TASK INSTRUCTIONS: Without skipping anything, write out each record below exactly.

Stored records

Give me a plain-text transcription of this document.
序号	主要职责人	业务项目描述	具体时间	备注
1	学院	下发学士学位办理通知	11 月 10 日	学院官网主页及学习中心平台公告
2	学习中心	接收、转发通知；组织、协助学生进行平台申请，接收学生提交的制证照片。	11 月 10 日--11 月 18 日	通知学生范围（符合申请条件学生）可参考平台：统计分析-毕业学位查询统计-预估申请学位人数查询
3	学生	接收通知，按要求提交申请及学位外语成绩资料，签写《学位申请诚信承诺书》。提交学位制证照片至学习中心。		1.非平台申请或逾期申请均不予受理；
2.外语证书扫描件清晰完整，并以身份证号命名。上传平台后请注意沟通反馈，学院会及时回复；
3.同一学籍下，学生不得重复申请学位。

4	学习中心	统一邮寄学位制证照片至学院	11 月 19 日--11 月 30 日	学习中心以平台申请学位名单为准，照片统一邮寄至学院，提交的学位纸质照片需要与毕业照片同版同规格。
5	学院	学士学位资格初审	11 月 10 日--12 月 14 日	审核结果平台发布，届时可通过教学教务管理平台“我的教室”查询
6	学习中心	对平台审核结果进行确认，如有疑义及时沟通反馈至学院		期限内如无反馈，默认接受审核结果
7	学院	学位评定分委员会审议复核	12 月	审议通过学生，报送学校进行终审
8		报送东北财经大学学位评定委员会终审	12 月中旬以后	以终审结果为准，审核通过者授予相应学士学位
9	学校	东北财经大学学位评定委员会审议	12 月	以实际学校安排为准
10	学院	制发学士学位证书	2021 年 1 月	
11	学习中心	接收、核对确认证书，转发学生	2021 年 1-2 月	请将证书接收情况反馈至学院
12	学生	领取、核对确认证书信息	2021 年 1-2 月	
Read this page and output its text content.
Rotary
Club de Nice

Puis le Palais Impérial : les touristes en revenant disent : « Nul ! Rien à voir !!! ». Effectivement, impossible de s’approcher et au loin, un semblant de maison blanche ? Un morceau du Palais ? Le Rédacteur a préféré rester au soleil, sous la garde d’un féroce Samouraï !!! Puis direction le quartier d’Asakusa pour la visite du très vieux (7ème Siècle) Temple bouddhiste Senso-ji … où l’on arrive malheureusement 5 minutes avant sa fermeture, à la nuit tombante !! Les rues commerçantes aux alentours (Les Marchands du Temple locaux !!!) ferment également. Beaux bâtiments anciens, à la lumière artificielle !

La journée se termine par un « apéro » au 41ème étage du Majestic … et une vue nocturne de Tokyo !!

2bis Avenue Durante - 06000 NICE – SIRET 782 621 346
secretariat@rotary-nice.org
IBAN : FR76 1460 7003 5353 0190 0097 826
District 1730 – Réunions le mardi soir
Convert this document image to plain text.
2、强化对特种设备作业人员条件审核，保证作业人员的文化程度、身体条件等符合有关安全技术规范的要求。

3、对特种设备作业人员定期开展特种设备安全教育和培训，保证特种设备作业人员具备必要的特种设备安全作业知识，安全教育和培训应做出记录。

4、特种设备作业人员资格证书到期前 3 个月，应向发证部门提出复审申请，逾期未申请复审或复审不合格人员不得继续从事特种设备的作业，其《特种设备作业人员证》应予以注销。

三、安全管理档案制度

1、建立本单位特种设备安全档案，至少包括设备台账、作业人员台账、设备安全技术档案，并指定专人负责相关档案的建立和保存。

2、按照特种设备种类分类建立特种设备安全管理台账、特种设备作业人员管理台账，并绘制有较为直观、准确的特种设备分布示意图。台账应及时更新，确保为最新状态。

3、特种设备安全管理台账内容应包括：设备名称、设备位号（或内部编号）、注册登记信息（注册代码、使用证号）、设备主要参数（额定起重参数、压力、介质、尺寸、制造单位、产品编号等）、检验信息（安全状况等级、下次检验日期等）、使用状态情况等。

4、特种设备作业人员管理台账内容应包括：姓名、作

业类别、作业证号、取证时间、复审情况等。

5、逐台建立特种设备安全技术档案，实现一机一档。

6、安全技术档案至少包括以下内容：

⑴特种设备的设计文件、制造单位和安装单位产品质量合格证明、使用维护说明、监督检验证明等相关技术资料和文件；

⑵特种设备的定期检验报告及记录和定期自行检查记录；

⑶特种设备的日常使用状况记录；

OUTPUT OF THE TASK:
Give me a plain-text transcription of this document.
序号	主要职责人	业务项目描述	具体时间	备注
1	学院	下发学士学位办理通知	11 月 10 日	学院官网主页及学习中心平台公告
2	学习中心	接收、转发通知；组织、协助学生进行平台申请，接收学生提交的制证照片。	11 月 10 日--11 月 18 日	通知学生范围（符合申请条件学生）可参考平台：统计分析-毕业学位查询统计-预估申请学位人数查询
3	学生	接收通知，按要求提交申请及学位外语成绩资料，签写《学位申请诚信承诺书》。提交学位制证照片至学习中心。		1.非平台申请或逾期申请均不予受理；
2.外语证书扫描件清晰完整，并以身份证号命名。上传平台后请注意沟通反馈，学院会及时回复；
3.同一学籍下，学生不得重复申请学位。

4	学习中心	统一邮寄学位制证照片至学院	11 月 19 日--11 月 30 日	学习中心以平台申请学位名单为准，照片统一邮寄至学院，提交的学位纸质照片需要与毕业照片同版同规格。
5	学院	学士学位资格初审	11 月 10 日--12 月 14 日	审核结果平台发布，届时可通过教学教务管理平台“我的教室”查询
6	学习中心	对平台审核结果进行确认，如有疑义及时沟通反馈至学院		期限内如无反馈，默认接受审核结果
7	学院	学位评定分委员会审议复核	12 月	审议通过学生，报送学校进行终审
8		报送东北财经大学学位评定委员会终审	12 月中旬以后	以终审结果为准，审核通过者授予相应学士学位
9	学校	东北财经大学学位评定委员会审议	12 月	以实际学校安排为准
10	学院	制发学士学位证书	2021 年 1 月	
11	学习中心	接收、核对确认证书，转发学生	2021 年 1-2 月	请将证书接收情况反馈至学院
12	学生	领取、核对确认证书信息	2021 年 1-2 月	
Read this page and output its text content.
Rotary
Club de Nice

Puis le Palais Impérial : les touristes en revenant disent : « Nul ! Rien à voir !!! ». Effectivement, impossible de s’approcher et au loin, un semblant de maison blanche ? Un morceau du Palais ? Le Rédacteur a préféré rester au soleil, sous la garde d’un féroce Samouraï !!! Puis direction le quartier d’Asakusa pour la visite du très vieux (7ème Siècle) Temple bouddhiste Senso-ji … où l’on arrive malheureusement 5 minutes avant sa fermeture, à la nuit tombante !! Les rues commerçantes aux alentours (Les Marchands du Temple locaux !!!) ferment également. Beaux bâtiments anciens, à la lumière artificielle !

La journée se termine par un « apéro » au 41ème étage du Majestic … et une vue nocturne de Tokyo !!

2bis Avenue Durante - 06000 NICE – SIRET 782 621 346
secretariat@rotary-nice.org
IBAN : FR76 1460 7003 5353 0190 0097 826
District 1730 – Réunions le mardi soir
Convert this document image to plain text.
2、强化对特种设备作业人员条件审核，保证作业人员的文化程度、身体条件等符合有关安全技术规范的要求。

3、对特种设备作业人员定期开展特种设备安全教育和培训，保证特种设备作业人员具备必要的特种设备安全作业知识，安全教育和培训应做出记录。

4、特种设备作业人员资格证书到期前 3 个月，应向发证部门提出复审申请，逾期未申请复审或复审不合格人员不得继续从事特种设备的作业，其《特种设备作业人员证》应予以注销。

三、安全管理档案制度

1、建立本单位特种设备安全档案，至少包括设备台账、作业人员台账、设备安全技术档案，并指定专人负责相关档案的建立和保存。

2、按照特种设备种类分类建立特种设备安全管理台账、特种设备作业人员管理台账，并绘制有较为直观、准确的特种设备分布示意图。台账应及时更新，确保为最新状态。

3、特种设备安全管理台账内容应包括：设备名称、设备位号（或内部编号）、注册登记信息（注册代码、使用证号）、设备主要参数（额定起重参数、压力、介质、尺寸、制造单位、产品编号等）、检验信息（安全状况等级、下次检验日期等）、使用状态情况等。

4、特种设备作业人员管理台账内容应包括：姓名、作

业类别、作业证号、取证时间、复审情况等。

5、逐台建立特种设备安全技术档案，实现一机一档。

6、安全技术档案至少包括以下内容：

⑴特种设备的设计文件、制造单位和安装单位产品质量合格证明、使用维护说明、监督检验证明等相关技术资料和文件；

⑵特种设备的定期检验报告及记录和定期自行检查记录；

⑶特种设备的日常使用状况记录；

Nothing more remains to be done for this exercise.